TASK DETAILS.
Report the total number of lines that include the string "this", without any other text.

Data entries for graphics
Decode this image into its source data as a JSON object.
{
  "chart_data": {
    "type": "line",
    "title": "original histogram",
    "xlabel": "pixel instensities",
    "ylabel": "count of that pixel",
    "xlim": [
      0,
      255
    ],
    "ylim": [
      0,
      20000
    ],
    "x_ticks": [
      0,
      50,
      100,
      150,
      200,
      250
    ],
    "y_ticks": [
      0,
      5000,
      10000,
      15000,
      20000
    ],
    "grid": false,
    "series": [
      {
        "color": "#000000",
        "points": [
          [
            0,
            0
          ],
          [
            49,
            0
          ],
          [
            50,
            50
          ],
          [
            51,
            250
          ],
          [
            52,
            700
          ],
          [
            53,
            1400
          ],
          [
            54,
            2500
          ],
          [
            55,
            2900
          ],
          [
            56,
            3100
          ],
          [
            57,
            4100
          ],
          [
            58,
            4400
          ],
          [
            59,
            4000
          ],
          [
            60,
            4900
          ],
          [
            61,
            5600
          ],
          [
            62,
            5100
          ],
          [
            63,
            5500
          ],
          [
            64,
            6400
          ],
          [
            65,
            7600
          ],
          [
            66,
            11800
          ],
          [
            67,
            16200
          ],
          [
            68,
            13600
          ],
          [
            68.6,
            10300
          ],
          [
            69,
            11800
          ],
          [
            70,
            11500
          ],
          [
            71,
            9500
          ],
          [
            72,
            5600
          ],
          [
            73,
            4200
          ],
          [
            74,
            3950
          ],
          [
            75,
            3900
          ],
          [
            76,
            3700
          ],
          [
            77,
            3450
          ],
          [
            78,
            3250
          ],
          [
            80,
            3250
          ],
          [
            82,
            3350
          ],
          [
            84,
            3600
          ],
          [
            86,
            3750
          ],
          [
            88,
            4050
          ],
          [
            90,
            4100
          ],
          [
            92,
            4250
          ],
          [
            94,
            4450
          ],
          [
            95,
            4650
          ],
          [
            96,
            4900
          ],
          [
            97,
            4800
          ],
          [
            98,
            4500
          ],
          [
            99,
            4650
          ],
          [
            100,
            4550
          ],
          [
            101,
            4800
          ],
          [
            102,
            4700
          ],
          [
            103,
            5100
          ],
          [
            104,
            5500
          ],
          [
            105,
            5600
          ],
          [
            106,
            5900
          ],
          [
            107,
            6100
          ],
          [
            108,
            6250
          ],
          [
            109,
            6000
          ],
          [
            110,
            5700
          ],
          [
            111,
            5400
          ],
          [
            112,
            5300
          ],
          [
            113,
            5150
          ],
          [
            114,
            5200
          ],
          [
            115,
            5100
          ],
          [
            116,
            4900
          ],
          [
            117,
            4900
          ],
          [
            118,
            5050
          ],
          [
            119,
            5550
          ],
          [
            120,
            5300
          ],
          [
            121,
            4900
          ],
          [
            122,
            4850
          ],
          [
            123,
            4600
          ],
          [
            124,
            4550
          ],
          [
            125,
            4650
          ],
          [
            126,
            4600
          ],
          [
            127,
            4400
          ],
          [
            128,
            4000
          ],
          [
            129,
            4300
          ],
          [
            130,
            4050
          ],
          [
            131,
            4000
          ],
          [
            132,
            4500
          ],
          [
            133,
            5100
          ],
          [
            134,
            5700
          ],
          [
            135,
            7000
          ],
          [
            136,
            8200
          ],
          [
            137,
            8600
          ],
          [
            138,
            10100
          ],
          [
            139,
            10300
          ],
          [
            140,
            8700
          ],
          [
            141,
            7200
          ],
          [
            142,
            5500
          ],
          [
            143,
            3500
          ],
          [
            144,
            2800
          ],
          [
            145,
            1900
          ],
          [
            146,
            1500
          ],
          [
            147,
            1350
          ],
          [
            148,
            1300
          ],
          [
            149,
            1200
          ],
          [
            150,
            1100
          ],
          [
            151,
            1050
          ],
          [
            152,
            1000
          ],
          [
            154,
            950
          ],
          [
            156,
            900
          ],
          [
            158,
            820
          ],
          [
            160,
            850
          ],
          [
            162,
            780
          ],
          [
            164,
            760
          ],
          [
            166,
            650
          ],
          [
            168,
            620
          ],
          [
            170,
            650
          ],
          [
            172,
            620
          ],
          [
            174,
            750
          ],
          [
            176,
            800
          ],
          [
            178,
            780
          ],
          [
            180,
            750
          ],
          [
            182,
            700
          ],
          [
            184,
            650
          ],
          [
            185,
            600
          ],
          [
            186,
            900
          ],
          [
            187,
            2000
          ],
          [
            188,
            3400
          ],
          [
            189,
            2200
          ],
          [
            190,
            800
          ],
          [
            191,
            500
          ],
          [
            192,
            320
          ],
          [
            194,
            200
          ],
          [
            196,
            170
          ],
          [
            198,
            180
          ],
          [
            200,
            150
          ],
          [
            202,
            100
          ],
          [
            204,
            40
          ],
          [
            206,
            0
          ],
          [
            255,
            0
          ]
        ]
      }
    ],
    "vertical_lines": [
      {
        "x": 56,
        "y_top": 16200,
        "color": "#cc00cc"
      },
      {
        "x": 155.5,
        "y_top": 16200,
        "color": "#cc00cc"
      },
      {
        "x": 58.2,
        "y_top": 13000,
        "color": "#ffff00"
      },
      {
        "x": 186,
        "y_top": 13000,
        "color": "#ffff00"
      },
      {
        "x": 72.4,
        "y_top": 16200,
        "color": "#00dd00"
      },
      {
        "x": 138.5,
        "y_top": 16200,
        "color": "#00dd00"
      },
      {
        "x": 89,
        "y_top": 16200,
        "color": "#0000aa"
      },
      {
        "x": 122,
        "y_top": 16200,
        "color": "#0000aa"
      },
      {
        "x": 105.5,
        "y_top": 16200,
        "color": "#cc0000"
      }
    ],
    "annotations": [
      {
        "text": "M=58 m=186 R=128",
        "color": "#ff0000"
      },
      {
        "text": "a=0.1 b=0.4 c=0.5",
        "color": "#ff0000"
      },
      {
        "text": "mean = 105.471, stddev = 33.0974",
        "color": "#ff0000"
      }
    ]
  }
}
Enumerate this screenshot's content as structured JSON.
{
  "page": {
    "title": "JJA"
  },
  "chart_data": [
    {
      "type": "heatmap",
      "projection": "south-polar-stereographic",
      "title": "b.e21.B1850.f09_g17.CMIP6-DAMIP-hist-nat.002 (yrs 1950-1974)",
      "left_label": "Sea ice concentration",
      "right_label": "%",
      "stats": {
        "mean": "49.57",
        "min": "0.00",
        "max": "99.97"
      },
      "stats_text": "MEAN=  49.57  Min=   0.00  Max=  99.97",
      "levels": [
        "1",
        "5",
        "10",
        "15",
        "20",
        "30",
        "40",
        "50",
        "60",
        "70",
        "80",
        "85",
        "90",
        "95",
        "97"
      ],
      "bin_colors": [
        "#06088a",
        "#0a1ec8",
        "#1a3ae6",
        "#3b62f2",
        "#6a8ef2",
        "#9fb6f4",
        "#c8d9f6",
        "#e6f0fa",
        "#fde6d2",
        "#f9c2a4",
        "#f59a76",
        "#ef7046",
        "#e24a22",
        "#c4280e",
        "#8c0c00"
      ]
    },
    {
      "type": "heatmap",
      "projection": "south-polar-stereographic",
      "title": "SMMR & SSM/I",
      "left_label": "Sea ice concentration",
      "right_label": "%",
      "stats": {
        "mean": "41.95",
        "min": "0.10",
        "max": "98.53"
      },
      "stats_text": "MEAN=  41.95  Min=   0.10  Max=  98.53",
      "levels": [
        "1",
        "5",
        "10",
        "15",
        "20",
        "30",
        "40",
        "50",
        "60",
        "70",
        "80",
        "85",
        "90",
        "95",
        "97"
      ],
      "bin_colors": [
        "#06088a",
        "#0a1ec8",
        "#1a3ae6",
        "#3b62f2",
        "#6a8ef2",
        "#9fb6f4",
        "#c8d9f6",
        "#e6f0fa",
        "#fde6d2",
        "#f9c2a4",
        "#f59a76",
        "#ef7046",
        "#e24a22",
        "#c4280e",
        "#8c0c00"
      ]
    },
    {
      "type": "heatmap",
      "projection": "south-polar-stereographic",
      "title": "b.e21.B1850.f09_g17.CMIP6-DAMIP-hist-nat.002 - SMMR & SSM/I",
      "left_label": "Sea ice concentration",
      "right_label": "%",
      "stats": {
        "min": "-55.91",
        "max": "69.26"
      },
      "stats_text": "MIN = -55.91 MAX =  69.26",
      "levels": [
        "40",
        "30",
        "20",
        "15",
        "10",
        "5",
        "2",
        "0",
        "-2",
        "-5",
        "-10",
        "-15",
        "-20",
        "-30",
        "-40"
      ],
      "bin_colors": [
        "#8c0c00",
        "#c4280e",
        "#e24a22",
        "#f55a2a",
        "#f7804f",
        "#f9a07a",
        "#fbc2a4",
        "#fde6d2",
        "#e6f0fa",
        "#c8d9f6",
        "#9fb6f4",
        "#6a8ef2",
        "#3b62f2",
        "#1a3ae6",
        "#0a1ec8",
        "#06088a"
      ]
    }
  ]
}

WRITTEN RESPONSE.
2